**Extracted records:**
## START
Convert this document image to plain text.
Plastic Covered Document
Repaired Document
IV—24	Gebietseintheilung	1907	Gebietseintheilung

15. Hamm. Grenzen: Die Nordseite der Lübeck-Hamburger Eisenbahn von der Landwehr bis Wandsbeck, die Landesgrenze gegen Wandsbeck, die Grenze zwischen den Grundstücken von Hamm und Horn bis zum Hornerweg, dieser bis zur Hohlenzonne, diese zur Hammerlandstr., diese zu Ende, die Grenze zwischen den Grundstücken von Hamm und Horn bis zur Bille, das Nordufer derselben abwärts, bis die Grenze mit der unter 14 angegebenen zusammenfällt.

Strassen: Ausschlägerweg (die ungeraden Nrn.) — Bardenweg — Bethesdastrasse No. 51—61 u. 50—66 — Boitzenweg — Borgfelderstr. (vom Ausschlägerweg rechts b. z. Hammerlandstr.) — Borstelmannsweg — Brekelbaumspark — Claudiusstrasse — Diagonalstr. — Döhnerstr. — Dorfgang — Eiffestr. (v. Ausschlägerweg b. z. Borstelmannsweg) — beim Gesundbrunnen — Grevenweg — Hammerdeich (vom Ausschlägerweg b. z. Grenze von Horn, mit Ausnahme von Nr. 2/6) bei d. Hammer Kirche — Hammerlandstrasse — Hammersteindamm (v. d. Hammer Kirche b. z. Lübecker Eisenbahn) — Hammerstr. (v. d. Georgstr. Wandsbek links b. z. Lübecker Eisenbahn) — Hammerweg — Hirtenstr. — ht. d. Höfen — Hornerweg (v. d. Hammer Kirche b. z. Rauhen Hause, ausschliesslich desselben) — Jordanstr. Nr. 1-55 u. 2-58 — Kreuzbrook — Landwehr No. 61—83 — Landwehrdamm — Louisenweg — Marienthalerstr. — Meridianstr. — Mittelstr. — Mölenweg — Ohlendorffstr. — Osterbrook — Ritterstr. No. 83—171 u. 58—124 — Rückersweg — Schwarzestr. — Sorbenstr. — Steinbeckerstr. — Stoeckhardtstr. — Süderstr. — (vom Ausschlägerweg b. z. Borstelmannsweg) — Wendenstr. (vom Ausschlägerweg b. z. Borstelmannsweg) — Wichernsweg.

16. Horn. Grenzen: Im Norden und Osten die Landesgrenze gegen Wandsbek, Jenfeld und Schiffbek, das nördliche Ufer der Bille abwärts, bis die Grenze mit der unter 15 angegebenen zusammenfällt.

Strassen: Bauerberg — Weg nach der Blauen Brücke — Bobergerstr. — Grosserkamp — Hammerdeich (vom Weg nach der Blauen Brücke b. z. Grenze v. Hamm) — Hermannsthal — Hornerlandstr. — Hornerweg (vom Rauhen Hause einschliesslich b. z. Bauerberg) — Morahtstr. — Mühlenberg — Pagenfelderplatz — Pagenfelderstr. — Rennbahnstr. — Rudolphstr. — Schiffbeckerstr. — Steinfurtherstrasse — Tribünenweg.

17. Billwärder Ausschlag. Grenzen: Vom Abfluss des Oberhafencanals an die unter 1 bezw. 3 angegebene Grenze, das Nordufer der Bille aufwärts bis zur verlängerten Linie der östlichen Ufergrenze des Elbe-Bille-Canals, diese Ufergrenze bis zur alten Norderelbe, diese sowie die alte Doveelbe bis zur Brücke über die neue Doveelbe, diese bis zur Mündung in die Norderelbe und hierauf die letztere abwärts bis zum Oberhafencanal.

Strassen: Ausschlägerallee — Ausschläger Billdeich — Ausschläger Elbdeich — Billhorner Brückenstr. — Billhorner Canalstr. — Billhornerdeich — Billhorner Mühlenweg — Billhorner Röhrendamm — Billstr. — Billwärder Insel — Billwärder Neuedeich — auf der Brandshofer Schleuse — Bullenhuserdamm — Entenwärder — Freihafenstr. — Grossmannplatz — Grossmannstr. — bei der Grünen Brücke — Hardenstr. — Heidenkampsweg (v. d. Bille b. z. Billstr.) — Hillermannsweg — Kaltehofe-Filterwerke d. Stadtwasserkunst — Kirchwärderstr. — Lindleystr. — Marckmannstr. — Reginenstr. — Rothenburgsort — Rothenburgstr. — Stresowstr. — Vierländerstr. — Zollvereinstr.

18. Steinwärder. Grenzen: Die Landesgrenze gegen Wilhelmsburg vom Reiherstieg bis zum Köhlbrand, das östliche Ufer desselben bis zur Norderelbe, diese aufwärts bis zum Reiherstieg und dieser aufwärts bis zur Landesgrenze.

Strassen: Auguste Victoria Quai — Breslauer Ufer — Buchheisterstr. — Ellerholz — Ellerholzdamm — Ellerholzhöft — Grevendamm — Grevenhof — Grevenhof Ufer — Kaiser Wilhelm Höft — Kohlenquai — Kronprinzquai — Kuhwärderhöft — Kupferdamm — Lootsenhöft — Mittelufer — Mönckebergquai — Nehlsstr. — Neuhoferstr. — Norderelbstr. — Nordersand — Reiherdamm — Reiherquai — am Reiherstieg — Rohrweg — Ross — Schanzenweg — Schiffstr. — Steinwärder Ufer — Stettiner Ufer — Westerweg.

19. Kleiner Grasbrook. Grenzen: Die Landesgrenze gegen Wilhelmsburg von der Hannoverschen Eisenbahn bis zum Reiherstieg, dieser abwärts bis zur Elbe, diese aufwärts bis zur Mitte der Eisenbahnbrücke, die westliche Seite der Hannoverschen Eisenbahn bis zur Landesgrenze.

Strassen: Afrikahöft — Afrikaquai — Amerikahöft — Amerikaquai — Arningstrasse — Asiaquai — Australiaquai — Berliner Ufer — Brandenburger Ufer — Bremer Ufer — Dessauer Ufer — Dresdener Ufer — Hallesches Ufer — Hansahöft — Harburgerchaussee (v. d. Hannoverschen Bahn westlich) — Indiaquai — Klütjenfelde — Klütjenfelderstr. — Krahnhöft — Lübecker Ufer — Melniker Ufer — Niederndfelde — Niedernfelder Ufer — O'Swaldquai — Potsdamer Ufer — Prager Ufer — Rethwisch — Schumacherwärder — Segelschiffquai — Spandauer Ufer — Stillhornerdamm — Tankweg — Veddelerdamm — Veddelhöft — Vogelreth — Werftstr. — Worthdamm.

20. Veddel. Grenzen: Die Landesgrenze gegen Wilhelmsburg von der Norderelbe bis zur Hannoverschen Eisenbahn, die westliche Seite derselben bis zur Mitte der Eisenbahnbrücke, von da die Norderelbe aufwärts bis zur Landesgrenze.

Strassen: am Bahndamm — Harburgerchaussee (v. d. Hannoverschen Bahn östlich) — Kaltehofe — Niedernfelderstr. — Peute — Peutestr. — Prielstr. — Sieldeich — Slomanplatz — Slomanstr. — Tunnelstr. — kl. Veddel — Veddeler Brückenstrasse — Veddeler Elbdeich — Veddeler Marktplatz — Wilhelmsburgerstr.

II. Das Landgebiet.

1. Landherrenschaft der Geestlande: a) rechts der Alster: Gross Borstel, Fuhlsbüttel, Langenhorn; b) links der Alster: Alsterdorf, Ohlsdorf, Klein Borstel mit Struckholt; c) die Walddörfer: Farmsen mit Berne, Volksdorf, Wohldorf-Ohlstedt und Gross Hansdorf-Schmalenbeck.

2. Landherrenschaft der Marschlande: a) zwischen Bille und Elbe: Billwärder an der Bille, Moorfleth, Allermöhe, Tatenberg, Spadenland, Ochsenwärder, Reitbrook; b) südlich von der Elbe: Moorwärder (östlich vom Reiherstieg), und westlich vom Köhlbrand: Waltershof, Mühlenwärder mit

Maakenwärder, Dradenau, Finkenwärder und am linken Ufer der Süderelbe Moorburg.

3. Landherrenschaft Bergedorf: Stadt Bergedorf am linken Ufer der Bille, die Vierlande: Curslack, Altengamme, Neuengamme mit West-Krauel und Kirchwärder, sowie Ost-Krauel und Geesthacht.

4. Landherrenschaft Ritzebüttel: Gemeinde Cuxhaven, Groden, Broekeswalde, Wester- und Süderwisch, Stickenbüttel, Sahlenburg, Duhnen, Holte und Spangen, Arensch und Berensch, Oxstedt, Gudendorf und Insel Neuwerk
## END
**WHAT TO DO:** Keep only those lines of the records that hold "westliche", and return them.

**TASK ANSWER:**
19. Kleiner Grasbrook. Grenzen: Die Landesgrenze gegen Wilhelmsburg von der Hannoverschen Eisenbahn bis zum Reiherstieg, dieser abwärts bis zur Elbe, diese aufwärts bis zur Mitte der Eisenbahnbrücke, die westliche Seite der Hannoverschen Eisenbahn bis zur Landesgrenze.
20. Veddel. Grenzen: Die Landesgrenze gegen Wilhelmsburg von der Norderelbe bis zur Hannoverschen Eisenbahn, die westliche Seite derselben bis zur Mitte der Eisenbahnbrücke, von da die Norderelbe aufwärts bis zur Landesgrenze.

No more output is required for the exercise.